Start of DATA EXCERPTS

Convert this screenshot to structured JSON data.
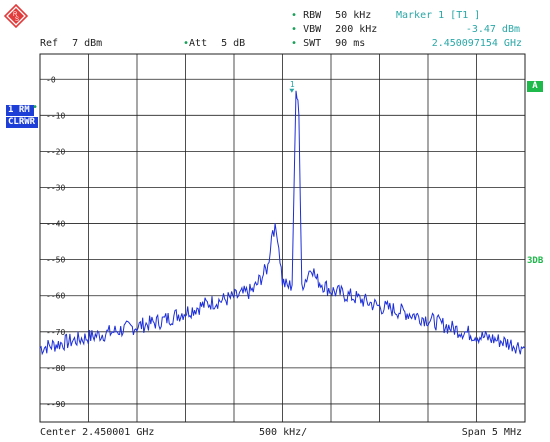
{
  "header": {
    "rbw_label": "RBW",
    "rbw_value": "50 kHz",
    "vbw_label": "VBW",
    "vbw_value": "200 kHz",
    "swt_label": "SWT",
    "swt_value": "90 ms",
    "ref_label": "Ref",
    "ref_value": "7 dBm",
    "att_label": "Att",
    "att_value": "5 dB",
    "marker_title": "Marker 1 [T1 ]",
    "marker_level": "-3.47 dBm",
    "marker_freq": "2.450097154 GHz"
  },
  "trace": {
    "name": "1 RM",
    "mode": "CLRWR",
    "marker_label": "1"
  },
  "badges": {
    "a": "A",
    "threedb": "3DB"
  },
  "footer": {
    "center": "Center  2.450001 GHz",
    "rbw_div": "500 kHz/",
    "span": "Span  5 MHz"
  },
  "colors": {
    "trace": "#1d2fd8",
    "grid": "#222222",
    "teal": "#2aa7a7",
    "green": "#1fb84a"
  },
  "chart_data": {
    "type": "line",
    "y_ticks": [
      0,
      -10,
      -20,
      -30,
      -40,
      -50,
      -60,
      -70,
      -80,
      -90
    ],
    "y_tick_labels": [
      "0",
      "-10",
      "-20",
      "-30",
      "-40",
      "-50",
      "-60",
      "-70",
      "-80",
      "-90"
    ],
    "ylim": [
      -95,
      7
    ],
    "xlim": [
      2447.501,
      2452.501
    ],
    "x_unit": "MHz",
    "grid": true,
    "series": [
      {
        "points": [
          [
            2447.5,
            -74.5
          ],
          [
            2447.75,
            -73.0
          ],
          [
            2448.0,
            -71.5
          ],
          [
            2448.25,
            -70.0
          ],
          [
            2448.5,
            -68.5
          ],
          [
            2448.75,
            -67.0
          ],
          [
            2449.0,
            -64.5
          ],
          [
            2449.25,
            -62.0
          ],
          [
            2449.5,
            -60.5
          ],
          [
            2449.7,
            -58.5
          ],
          [
            2449.85,
            -52.0
          ],
          [
            2449.9,
            -41.0
          ],
          [
            2449.95,
            -43.0
          ],
          [
            2450.0,
            -56.0
          ],
          [
            2450.05,
            -57.5
          ],
          [
            2450.1,
            -57.0
          ],
          [
            2450.14,
            -2.5
          ],
          [
            2450.17,
            -10.0
          ],
          [
            2450.2,
            -57.0
          ],
          [
            2450.25,
            -55.0
          ],
          [
            2450.3,
            -51.5
          ],
          [
            2450.35,
            -55.5
          ],
          [
            2450.5,
            -58.5
          ],
          [
            2450.75,
            -60.5
          ],
          [
            2451.0,
            -63.0
          ],
          [
            2451.25,
            -64.5
          ],
          [
            2451.5,
            -66.5
          ],
          [
            2451.75,
            -69.0
          ],
          [
            2452.0,
            -71.0
          ],
          [
            2452.25,
            -72.5
          ],
          [
            2452.5,
            -74.5
          ]
        ]
      }
    ],
    "marker": {
      "x": 2450.097154,
      "y": -3.47
    }
  }
}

End of DATA EXCERPTS

# WHAT TO WORK ON:
Print the entries above exactly, taking out only the pictures.

# WRITTEN RESPONSE:
Convert this screenshot to structured JSON data.
{
  "header": {
    "rbw_label": "RBW",
    "rbw_value": "50 kHz",
    "vbw_label": "VBW",
    "vbw_value": "200 kHz",
    "swt_label": "SWT",
    "swt_value": "90 ms",
    "ref_label": "Ref",
    "ref_value": "7 dBm",
    "att_label": "Att",
    "att_value": "5 dB",
    "marker_title": "Marker 1 [T1 ]",
    "marker_level": "-3.47 dBm",
    "marker_freq": "2.450097154 GHz"
  },
  "trace": {
    "name": "1 RM",
    "mode": "CLRWR",
    "marker_label": "1"
  },
  "badges": {
    "a": "A",
    "threedb": "3DB"
  },
  "footer": {
    "center": "Center  2.450001 GHz",
    "rbw_div": "500 kHz/",
    "span": "Span  5 MHz"
  },
  "colors": {
    "trace": "#1d2fd8",
    "grid": "#222222",
    "teal": "#2aa7a7",
    "green": "#1fb84a"
  },
  "chart_data": {
    "type": "line",
    "y_ticks": [
      0,
      -10,
      -20,
      -30,
      -40,
      -50,
      -60,
      -70,
      -80,
      -90
    ],
    "y_tick_labels": [
      "0",
      "-10",
      "-20",
      "-30",
      "-40",
      "-50",
      "-60",
      "-70",
      "-80",
      "-90"
    ],
    "ylim": [
      -95,
      7
    ],
    "xlim": [
      2447.501,
      2452.501
    ],
    "x_unit": "MHz",
    "grid": true,
    "series": [
      {
        "points": [
          [
            2447.5,
            -74.5
          ],
          [
            2447.75,
            -73.0
          ],
          [
            2448.0,
            -71.5
          ],
          [
            2448.25,
            -70.0
          ],
          [
            2448.5,
            -68.5
          ],
          [
            2448.75,
            -67.0
          ],
          [
            2449.0,
            -64.5
          ],
          [
            2449.25,
            -62.0
          ],
          [
            2449.5,
            -60.5
          ],
          [
            2449.7,
            -58.5
          ],
          [
            2449.85,
            -52.0
          ],
          [
            2449.9,
            -41.0
          ],
          [
            2449.95,
            -43.0
          ],
          [
            2450.0,
            -56.0
          ],
          [
            2450.05,
            -57.5
          ],
          [
            2450.1,
            -57.0
          ],
          [
            2450.14,
            -2.5
          ],
          [
            2450.17,
            -10.0
          ],
          [
            2450.2,
            -57.0
          ],
          [
            2450.25,
            -55.0
          ],
          [
            2450.3,
            -51.5
          ],
          [
            2450.35,
            -55.5
          ],
          [
            2450.5,
            -58.5
          ],
          [
            2450.75,
            -60.5
          ],
          [
            2451.0,
            -63.0
          ],
          [
            2451.25,
            -64.5
          ],
          [
            2451.5,
            -66.5
          ],
          [
            2451.75,
            -69.0
          ],
          [
            2452.0,
            -71.0
          ],
          [
            2452.25,
            -72.5
          ],
          [
            2452.5,
            -74.5
          ]
        ]
      }
    ],
    "marker": {
      "x": 2450.097154,
      "y": -3.47
    }
  }
}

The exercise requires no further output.